Work instructions
Reproduce the records below in full and word for word, excluding pictures.

Record excerpts
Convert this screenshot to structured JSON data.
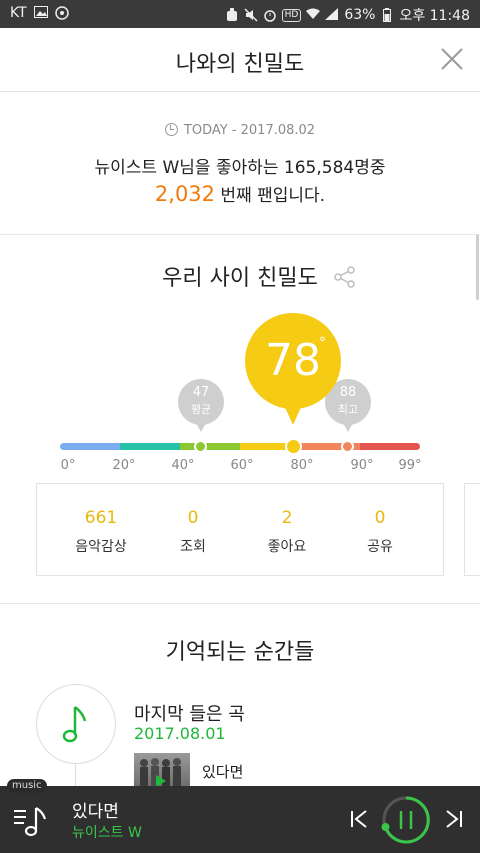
{
  "status_bar": {
    "carrier": "KT",
    "battery": "63%",
    "time": "오후 11:48",
    "hd_badge": "HD",
    "left_icons": [
      "image-icon",
      "music-icon"
    ],
    "right_icons": [
      "alarm-icon",
      "mute-icon",
      "wifi-icon",
      "signal-icon",
      "battery-icon"
    ]
  },
  "header": {
    "title": "나와의 친밀도",
    "close_icon": "close-icon"
  },
  "today": {
    "label": "TODAY - 2017.08.02",
    "rank_text": "뉴이스트 W님을 좋아하는 165,584명중",
    "rank_number": "2,032",
    "rank_suffix": " 번째 팬입니다."
  },
  "intimacy": {
    "title": "우리 사이 친밀도",
    "value": "78",
    "degree": "°",
    "average": {
      "value": "47",
      "label": "평균"
    },
    "max": {
      "value": "88",
      "label": "최고"
    },
    "ticks": [
      "0°",
      "20°",
      "40°",
      "60°",
      "80°",
      "90°",
      "99°"
    ],
    "gauge_colors": [
      "#7aaef0",
      "#26c1a8",
      "#8cc832",
      "#f5cb14",
      "#f2855c",
      "#e4554f"
    ]
  },
  "stats": [
    {
      "value": "661",
      "label": "음악감상"
    },
    {
      "value": "0",
      "label": "조회"
    },
    {
      "value": "2",
      "label": "좋아요"
    },
    {
      "value": "0",
      "label": "공유"
    }
  ],
  "memories": {
    "title": "기억되는 순간들",
    "item_label": "마지막 들은 곡",
    "item_date": "2017.08.01",
    "song": "있다면"
  },
  "player": {
    "tag": "music",
    "title": "있다면",
    "artist": "뉴이스트 W"
  },
  "colors": {
    "accent_yellow": "#f5cb14",
    "accent_green": "#1fb839",
    "rank_orange": "#f07a0c"
  }
}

Answer to this exercise
Convert this screenshot to structured JSON data.
{
  "status_bar": {
    "carrier": "KT",
    "battery": "63%",
    "time": "오후 11:48",
    "hd_badge": "HD",
    "left_icons": [
      "image-icon",
      "music-icon"
    ],
    "right_icons": [
      "alarm-icon",
      "mute-icon",
      "wifi-icon",
      "signal-icon",
      "battery-icon"
    ]
  },
  "header": {
    "title": "나와의 친밀도",
    "close_icon": "close-icon"
  },
  "today": {
    "label": "TODAY - 2017.08.02",
    "rank_text": "뉴이스트 W님을 좋아하는 165,584명중",
    "rank_number": "2,032",
    "rank_suffix": " 번째 팬입니다."
  },
  "intimacy": {
    "title": "우리 사이 친밀도",
    "value": "78",
    "degree": "°",
    "average": {
      "value": "47",
      "label": "평균"
    },
    "max": {
      "value": "88",
      "label": "최고"
    },
    "ticks": [
      "0°",
      "20°",
      "40°",
      "60°",
      "80°",
      "90°",
      "99°"
    ],
    "gauge_colors": [
      "#7aaef0",
      "#26c1a8",
      "#8cc832",
      "#f5cb14",
      "#f2855c",
      "#e4554f"
    ]
  },
  "stats": [
    {
      "value": "661",
      "label": "음악감상"
    },
    {
      "value": "0",
      "label": "조회"
    },
    {
      "value": "2",
      "label": "좋아요"
    },
    {
      "value": "0",
      "label": "공유"
    }
  ],
  "memories": {
    "title": "기억되는 순간들",
    "item_label": "마지막 들은 곡",
    "item_date": "2017.08.01",
    "song": "있다면"
  },
  "player": {
    "tag": "music",
    "title": "있다면",
    "artist": "뉴이스트 W"
  },
  "colors": {
    "accent_yellow": "#f5cb14",
    "accent_green": "#1fb839",
    "rank_orange": "#f07a0c"
  }
}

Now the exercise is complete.